Required task: Quote the entries word for word. Omit the pictures.

..............................

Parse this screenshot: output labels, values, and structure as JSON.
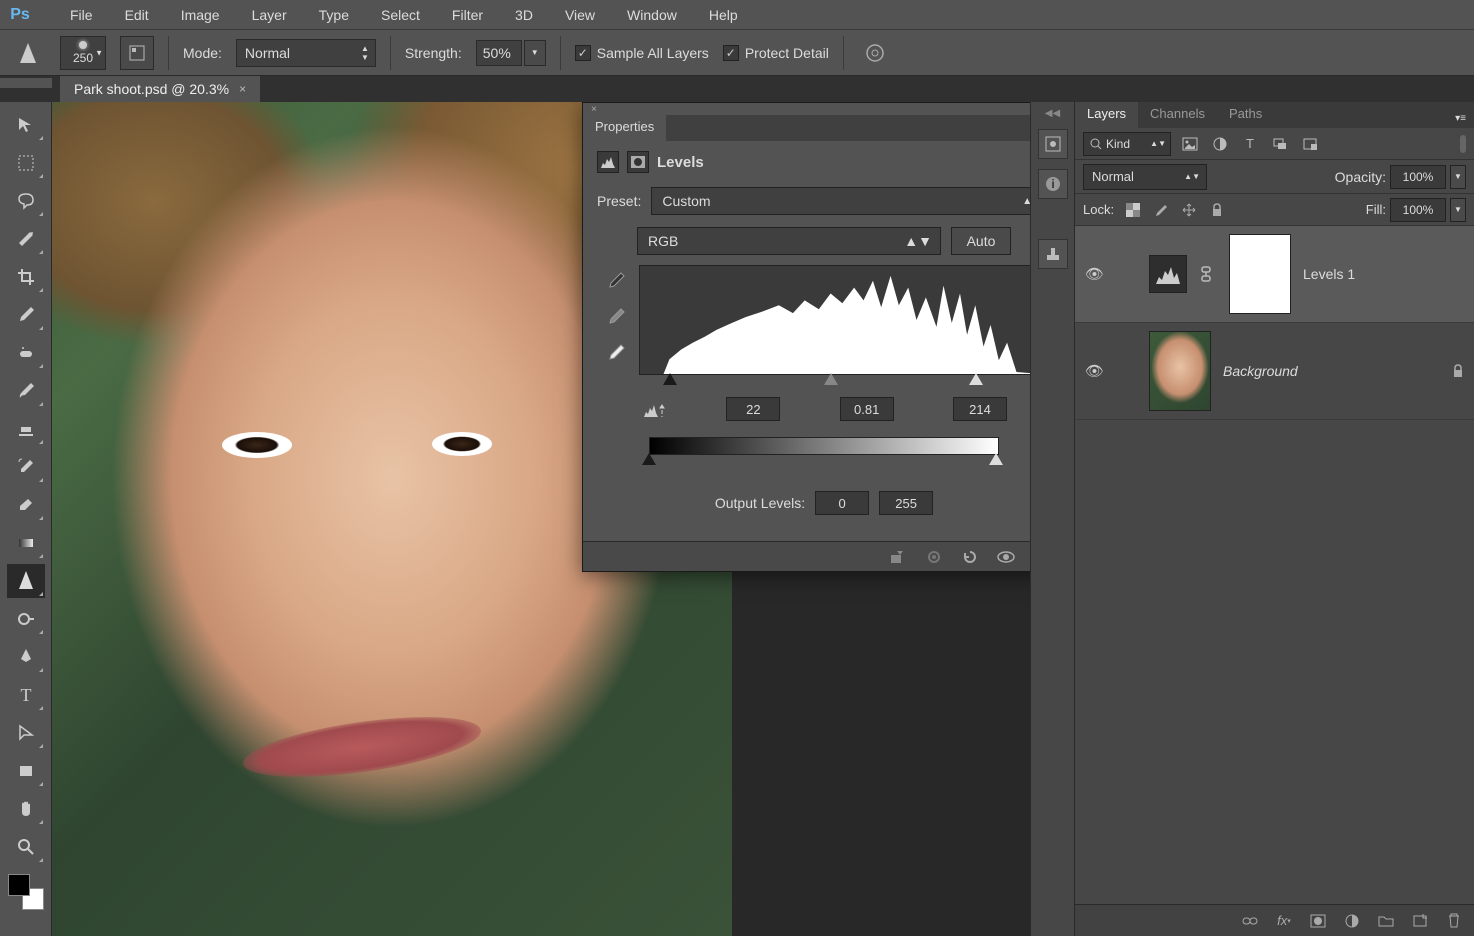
{
  "menu": [
    "File",
    "Edit",
    "Image",
    "Layer",
    "Type",
    "Select",
    "Filter",
    "3D",
    "View",
    "Window",
    "Help"
  ],
  "options": {
    "brush_size": "250",
    "mode_label": "Mode:",
    "mode_value": "Normal",
    "strength_label": "Strength:",
    "strength_value": "50%",
    "sample_all": "Sample All Layers",
    "protect": "Protect Detail"
  },
  "document": {
    "tab": "Park shoot.psd @ 20.3%"
  },
  "properties": {
    "title": "Properties",
    "adj_name": "Levels",
    "preset_label": "Preset:",
    "preset_value": "Custom",
    "channel": "RGB",
    "auto": "Auto",
    "input_black": "22",
    "input_gamma": "0.81",
    "input_white": "214",
    "output_label": "Output Levels:",
    "output_black": "0",
    "output_white": "255"
  },
  "layers_panel": {
    "tabs": [
      "Layers",
      "Channels",
      "Paths"
    ],
    "kind": "Kind",
    "blend": "Normal",
    "opacity_label": "Opacity:",
    "opacity": "100%",
    "lock_label": "Lock:",
    "fill_label": "Fill:",
    "fill": "100%",
    "layers": [
      {
        "name": "Levels 1"
      },
      {
        "name": "Background"
      }
    ]
  }
}
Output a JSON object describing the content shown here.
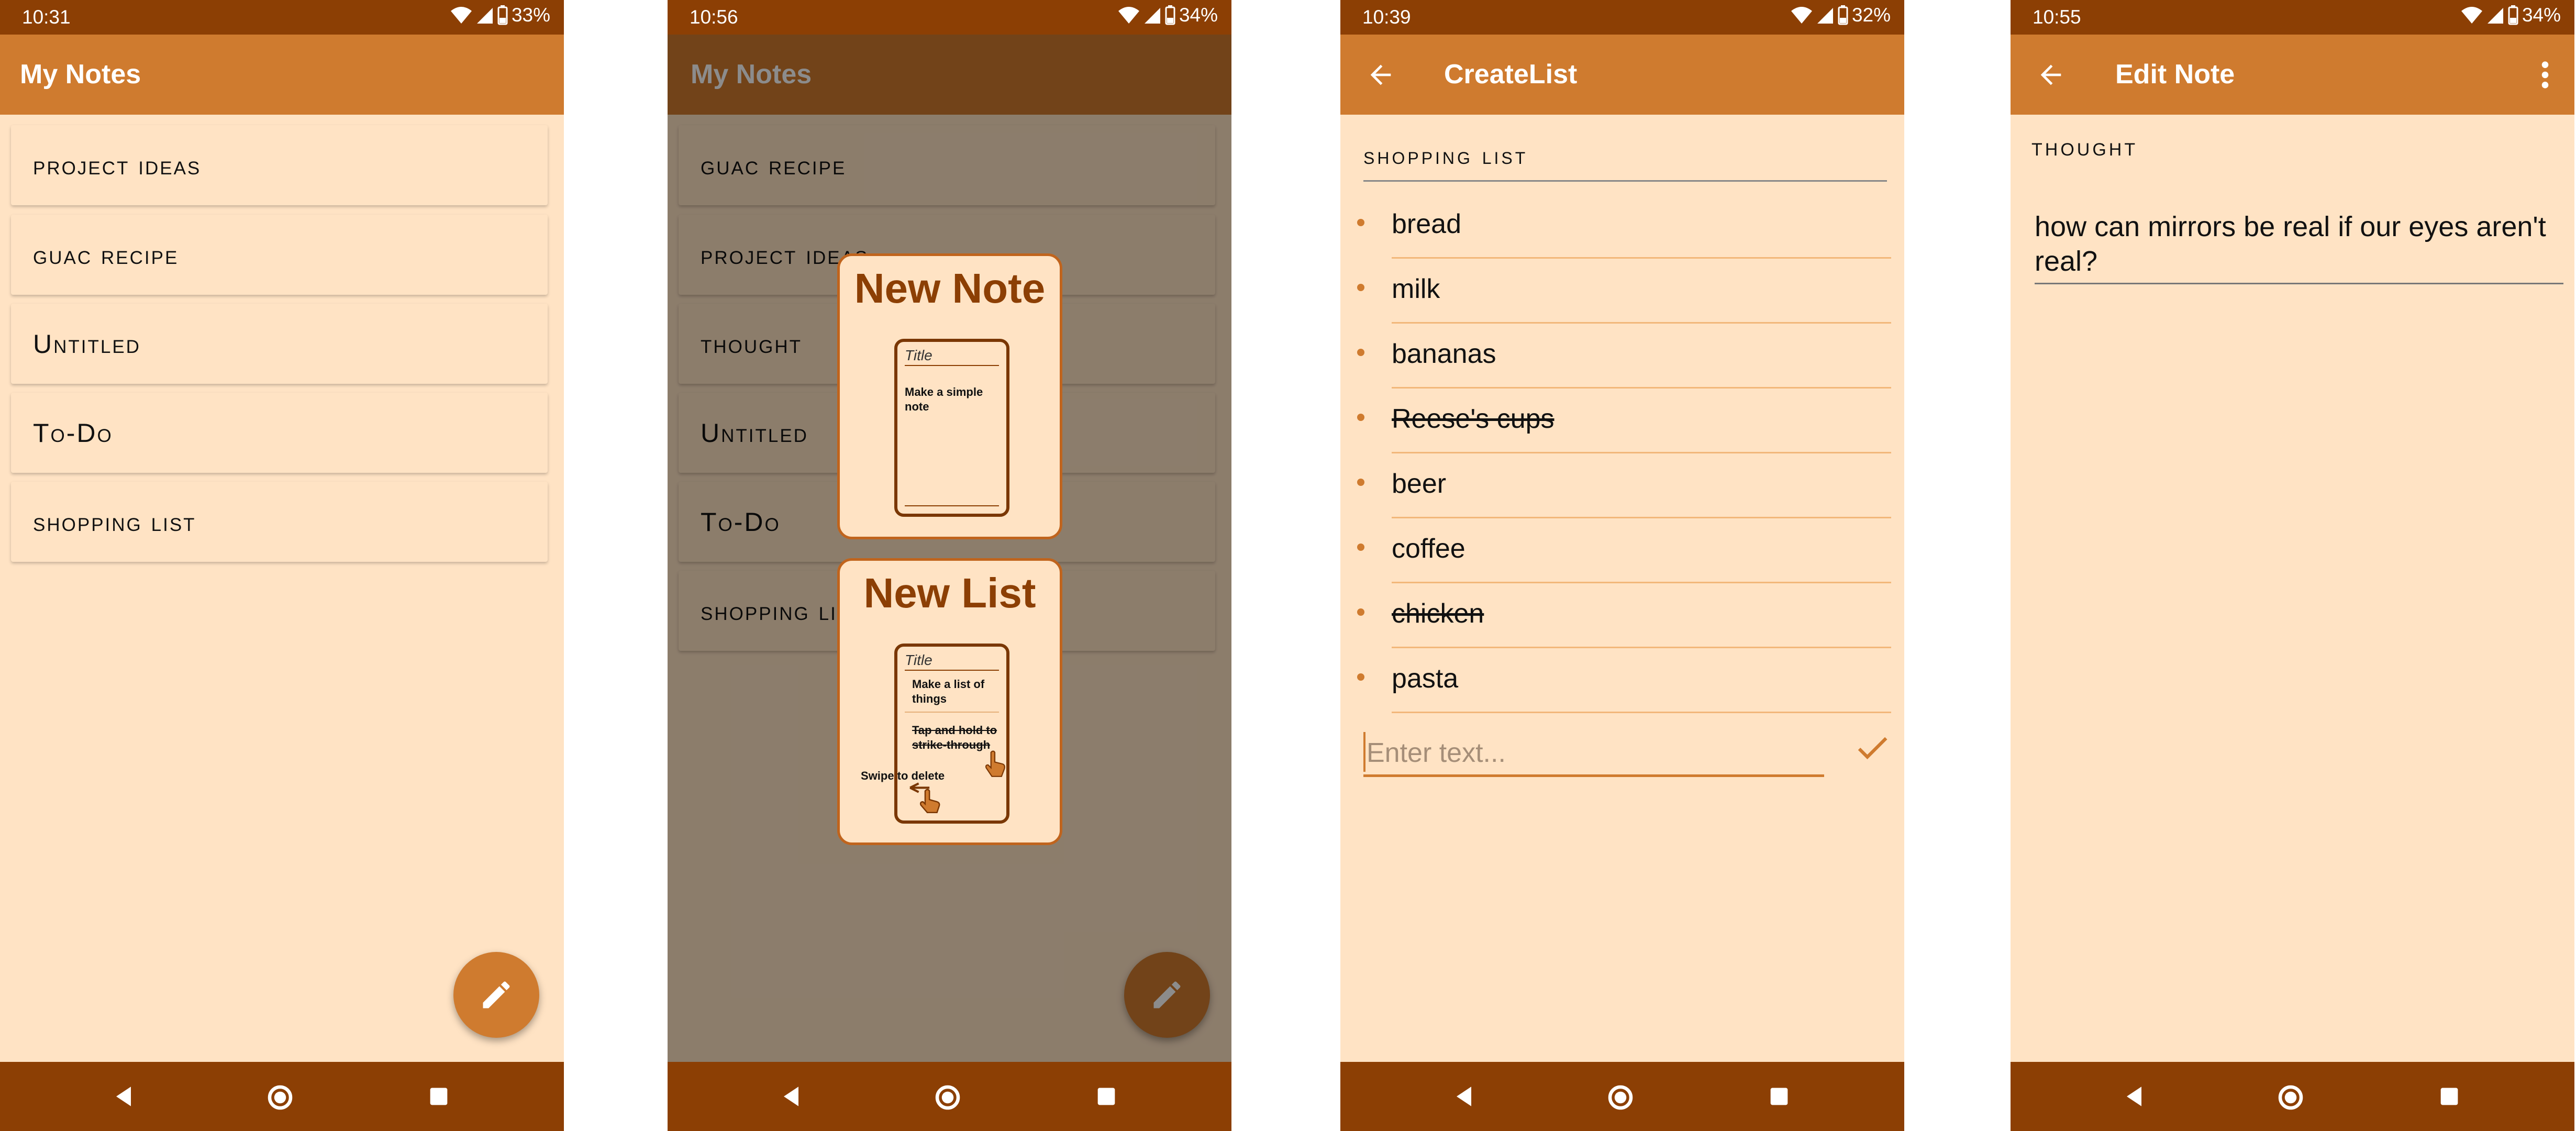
{
  "status": {
    "screen1": {
      "time": "10:31",
      "battery": "33%"
    },
    "screen2": {
      "time": "10:56",
      "battery": "34%"
    },
    "screen3": {
      "time": "10:39",
      "battery": "32%"
    },
    "screen4": {
      "time": "10:55",
      "battery": "34%"
    }
  },
  "colors": {
    "status_bar": "#8c3f04",
    "app_bar": "#cf7b2f",
    "background": "#ffe3c4",
    "accent": "#cf7b2f"
  },
  "screen1": {
    "title": "My Notes",
    "notes": [
      "project ideas",
      "guac recipe",
      "Untitled",
      "To-Do",
      "shopping list"
    ]
  },
  "screen2": {
    "title": "My Notes",
    "notes": [
      "guac recipe",
      "project ideas",
      "thought",
      "Untitled",
      "To-Do",
      "shopping list"
    ],
    "new_note": {
      "heading": "New Note",
      "mock_title": "Title",
      "mock_text": "Make a simple note"
    },
    "new_list": {
      "heading": "New List",
      "mock_title": "Title",
      "item1": "Make a list of things",
      "item2": "Tap and hold to strike-through",
      "item3": "Swipe to delete"
    }
  },
  "screen3": {
    "title": "CreateList",
    "list_title": "shopping list",
    "items": [
      {
        "text": "bread",
        "struck": false
      },
      {
        "text": "milk",
        "struck": false
      },
      {
        "text": "bananas",
        "struck": false
      },
      {
        "text": "Reese's cups",
        "struck": true
      },
      {
        "text": "beer",
        "struck": false
      },
      {
        "text": "coffee",
        "struck": false
      },
      {
        "text": "chicken",
        "struck": true
      },
      {
        "text": "pasta",
        "struck": false
      }
    ],
    "entry_placeholder": "Enter text..."
  },
  "screen4": {
    "title": "Edit Note",
    "note_title": "thought",
    "note_body": "how can mirrors be real if our eyes aren't real?"
  },
  "icons": {
    "fab": "pencil-icon",
    "back": "arrow-back-icon",
    "more": "more-vert-icon",
    "check": "check-icon",
    "nav": [
      "nav-back-icon",
      "nav-home-icon",
      "nav-recent-icon"
    ],
    "status": [
      "wifi-icon",
      "signal-icon",
      "battery-icon"
    ]
  }
}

..............................

Finished task:
Parse this screenshot: output labels, values, and structure as JSON.
{
  "menu": [
    "File",
    "Edit",
    "Image",
    "Layer",
    "Type",
    "Select",
    "Filter",
    "3D",
    "View",
    "Window",
    "Help"
  ],
  "options": {
    "brush_size": "250",
    "mode_label": "Mode:",
    "mode_value": "Normal",
    "strength_label": "Strength:",
    "strength_value": "50%",
    "sample_all": "Sample All Layers",
    "protect": "Protect Detail"
  },
  "document": {
    "tab": "Park shoot.psd @ 20.3%"
  },
  "properties": {
    "title": "Properties",
    "adj_name": "Levels",
    "preset_label": "Preset:",
    "preset_value": "Custom",
    "channel": "RGB",
    "auto": "Auto",
    "input_black": "22",
    "input_gamma": "0.81",
    "input_white": "214",
    "output_label": "Output Levels:",
    "output_black": "0",
    "output_white": "255"
  },
  "layers_panel": {
    "tabs": [
      "Layers",
      "Channels",
      "Paths"
    ],
    "kind": "Kind",
    "blend": "Normal",
    "opacity_label": "Opacity:",
    "opacity": "100%",
    "lock_label": "Lock:",
    "fill_label": "Fill:",
    "fill": "100%",
    "layers": [
      {
        "name": "Levels 1"
      },
      {
        "name": "Background"
      }
    ]
  }
}
Output a JSON object describing the content shown here.
{
  "status": {
    "screen1": {
      "time": "10:31",
      "battery": "33%"
    },
    "screen2": {
      "time": "10:56",
      "battery": "34%"
    },
    "screen3": {
      "time": "10:39",
      "battery": "32%"
    },
    "screen4": {
      "time": "10:55",
      "battery": "34%"
    }
  },
  "colors": {
    "status_bar": "#8c3f04",
    "app_bar": "#cf7b2f",
    "background": "#ffe3c4",
    "accent": "#cf7b2f"
  },
  "screen1": {
    "title": "My Notes",
    "notes": [
      "project ideas",
      "guac recipe",
      "Untitled",
      "To-Do",
      "shopping list"
    ]
  },
  "screen2": {
    "title": "My Notes",
    "notes": [
      "guac recipe",
      "project ideas",
      "thought",
      "Untitled",
      "To-Do",
      "shopping list"
    ],
    "new_note": {
      "heading": "New Note",
      "mock_title": "Title",
      "mock_text": "Make a simple note"
    },
    "new_list": {
      "heading": "New List",
      "mock_title": "Title",
      "item1": "Make a list of things",
      "item2": "Tap and hold to strike-through",
      "item3": "Swipe to delete"
    }
  },
  "screen3": {
    "title": "CreateList",
    "list_title": "shopping list",
    "items": [
      {
        "text": "bread",
        "struck": false
      },
      {
        "text": "milk",
        "struck": false
      },
      {
        "text": "bananas",
        "struck": false
      },
      {
        "text": "Reese's cups",
        "struck": true
      },
      {
        "text": "beer",
        "struck": false
      },
      {
        "text": "coffee",
        "struck": false
      },
      {
        "text": "chicken",
        "struck": true
      },
      {
        "text": "pasta",
        "struck": false
      }
    ],
    "entry_placeholder": "Enter text..."
  },
  "screen4": {
    "title": "Edit Note",
    "note_title": "thought",
    "note_body": "how can mirrors be real if our eyes aren't real?"
  },
  "icons": {
    "fab": "pencil-icon",
    "back": "arrow-back-icon",
    "more": "more-vert-icon",
    "check": "check-icon",
    "nav": [
      "nav-back-icon",
      "nav-home-icon",
      "nav-recent-icon"
    ],
    "status": [
      "wifi-icon",
      "signal-icon",
      "battery-icon"
    ]
  }
}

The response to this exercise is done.